## Start GIVEN RECORDS

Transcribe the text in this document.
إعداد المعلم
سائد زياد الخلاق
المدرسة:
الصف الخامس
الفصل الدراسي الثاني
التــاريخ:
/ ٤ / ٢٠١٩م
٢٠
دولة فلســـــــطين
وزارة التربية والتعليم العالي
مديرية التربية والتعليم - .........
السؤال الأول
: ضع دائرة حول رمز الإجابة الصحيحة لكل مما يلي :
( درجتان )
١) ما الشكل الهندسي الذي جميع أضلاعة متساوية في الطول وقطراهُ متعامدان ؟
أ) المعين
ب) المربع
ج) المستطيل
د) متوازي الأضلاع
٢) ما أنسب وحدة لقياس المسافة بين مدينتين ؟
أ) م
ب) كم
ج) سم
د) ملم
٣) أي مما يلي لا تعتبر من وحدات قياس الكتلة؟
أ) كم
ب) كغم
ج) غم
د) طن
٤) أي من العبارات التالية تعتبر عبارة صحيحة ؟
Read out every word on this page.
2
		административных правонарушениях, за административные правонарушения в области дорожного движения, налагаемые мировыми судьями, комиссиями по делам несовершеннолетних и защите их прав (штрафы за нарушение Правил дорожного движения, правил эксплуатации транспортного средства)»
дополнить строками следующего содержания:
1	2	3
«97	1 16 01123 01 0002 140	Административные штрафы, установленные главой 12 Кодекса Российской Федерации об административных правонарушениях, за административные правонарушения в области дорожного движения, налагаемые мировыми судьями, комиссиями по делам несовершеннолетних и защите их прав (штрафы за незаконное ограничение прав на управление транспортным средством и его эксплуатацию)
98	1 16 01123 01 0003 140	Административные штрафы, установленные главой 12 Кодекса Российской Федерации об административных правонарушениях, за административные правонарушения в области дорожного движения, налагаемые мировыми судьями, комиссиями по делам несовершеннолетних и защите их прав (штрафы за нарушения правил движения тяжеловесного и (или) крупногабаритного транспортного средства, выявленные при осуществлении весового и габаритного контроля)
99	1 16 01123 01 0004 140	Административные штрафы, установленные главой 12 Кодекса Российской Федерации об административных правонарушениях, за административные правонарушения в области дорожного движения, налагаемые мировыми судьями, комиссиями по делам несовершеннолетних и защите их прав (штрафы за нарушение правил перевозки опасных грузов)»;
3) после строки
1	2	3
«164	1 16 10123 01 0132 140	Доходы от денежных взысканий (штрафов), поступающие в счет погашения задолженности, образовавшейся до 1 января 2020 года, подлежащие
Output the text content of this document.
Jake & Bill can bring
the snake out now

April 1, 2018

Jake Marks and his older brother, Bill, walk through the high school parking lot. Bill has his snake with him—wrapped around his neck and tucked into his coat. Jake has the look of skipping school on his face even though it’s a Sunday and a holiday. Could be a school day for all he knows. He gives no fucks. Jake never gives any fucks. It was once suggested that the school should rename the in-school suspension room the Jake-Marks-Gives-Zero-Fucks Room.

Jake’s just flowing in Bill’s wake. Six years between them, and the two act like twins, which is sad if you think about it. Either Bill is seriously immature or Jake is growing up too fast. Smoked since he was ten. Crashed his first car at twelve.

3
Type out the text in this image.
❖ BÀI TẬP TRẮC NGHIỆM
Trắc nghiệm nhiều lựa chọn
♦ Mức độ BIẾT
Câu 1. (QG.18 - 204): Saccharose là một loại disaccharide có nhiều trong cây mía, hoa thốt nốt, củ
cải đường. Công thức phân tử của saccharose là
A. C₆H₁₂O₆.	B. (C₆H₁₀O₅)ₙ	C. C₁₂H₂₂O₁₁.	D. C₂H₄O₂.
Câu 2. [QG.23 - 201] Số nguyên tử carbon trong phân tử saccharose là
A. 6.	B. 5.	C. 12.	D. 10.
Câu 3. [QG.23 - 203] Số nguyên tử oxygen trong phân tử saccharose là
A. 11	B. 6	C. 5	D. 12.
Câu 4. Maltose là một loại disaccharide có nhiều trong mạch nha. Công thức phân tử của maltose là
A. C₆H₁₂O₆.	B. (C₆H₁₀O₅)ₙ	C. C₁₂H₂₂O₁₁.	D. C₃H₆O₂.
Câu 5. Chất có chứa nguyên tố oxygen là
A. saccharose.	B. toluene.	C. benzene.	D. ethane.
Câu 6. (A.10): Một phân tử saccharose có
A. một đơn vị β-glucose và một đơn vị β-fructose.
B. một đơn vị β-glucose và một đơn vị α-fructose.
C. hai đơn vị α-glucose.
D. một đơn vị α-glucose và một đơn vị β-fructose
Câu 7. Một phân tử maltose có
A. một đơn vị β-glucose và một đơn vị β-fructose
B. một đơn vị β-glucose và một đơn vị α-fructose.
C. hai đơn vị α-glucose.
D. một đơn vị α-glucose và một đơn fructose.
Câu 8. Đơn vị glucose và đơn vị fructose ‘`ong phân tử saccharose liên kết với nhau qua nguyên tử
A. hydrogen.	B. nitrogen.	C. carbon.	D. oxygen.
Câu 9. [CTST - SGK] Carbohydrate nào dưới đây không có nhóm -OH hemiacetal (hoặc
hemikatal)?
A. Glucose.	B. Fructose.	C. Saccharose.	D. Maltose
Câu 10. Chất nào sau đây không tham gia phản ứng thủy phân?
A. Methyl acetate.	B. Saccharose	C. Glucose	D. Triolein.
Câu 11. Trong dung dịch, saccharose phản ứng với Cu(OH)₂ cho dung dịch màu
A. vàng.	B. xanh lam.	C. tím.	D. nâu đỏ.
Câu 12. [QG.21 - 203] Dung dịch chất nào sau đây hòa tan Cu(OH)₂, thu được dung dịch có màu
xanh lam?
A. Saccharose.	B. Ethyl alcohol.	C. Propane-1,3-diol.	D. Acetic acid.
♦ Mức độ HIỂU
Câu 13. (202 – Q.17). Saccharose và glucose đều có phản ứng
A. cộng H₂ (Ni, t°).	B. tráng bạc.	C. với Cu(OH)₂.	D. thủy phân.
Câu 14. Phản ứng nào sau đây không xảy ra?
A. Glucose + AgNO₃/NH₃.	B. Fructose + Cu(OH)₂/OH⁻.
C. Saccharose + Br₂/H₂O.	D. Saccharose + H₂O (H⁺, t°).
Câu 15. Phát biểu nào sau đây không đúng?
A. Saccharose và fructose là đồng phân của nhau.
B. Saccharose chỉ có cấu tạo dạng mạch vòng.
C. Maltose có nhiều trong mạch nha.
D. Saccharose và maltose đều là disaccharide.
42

## End GIVEN RECORDS

__OBJECTIVE__: Copy out all lines that carry the word "Bill".

__SOLUTION TO THE EXERCISE__:
Jake & Bill can bring
Jake Marks and his older brother, Bill, walk through the high school parking lot. Bill has his snake with him—wrapped around his neck and tucked into his coat. Jake has the look of skipping school on his face even though it’s a Sunday and a holiday. Could be a school day for all he knows. He gives no fucks. Jake never gives any fucks. It was once suggested that the school should rename the in-school suspension room the Jake-Marks-Gives-Zero-Fucks Room.
Jake’s just flowing in Bill’s wake. Six years between them, and the two act like twins, which is sad if you think about it. Either Bill is seriously immature or Jake is growing up too fast. Smoked since he was ten. Crashed his first car at twelve.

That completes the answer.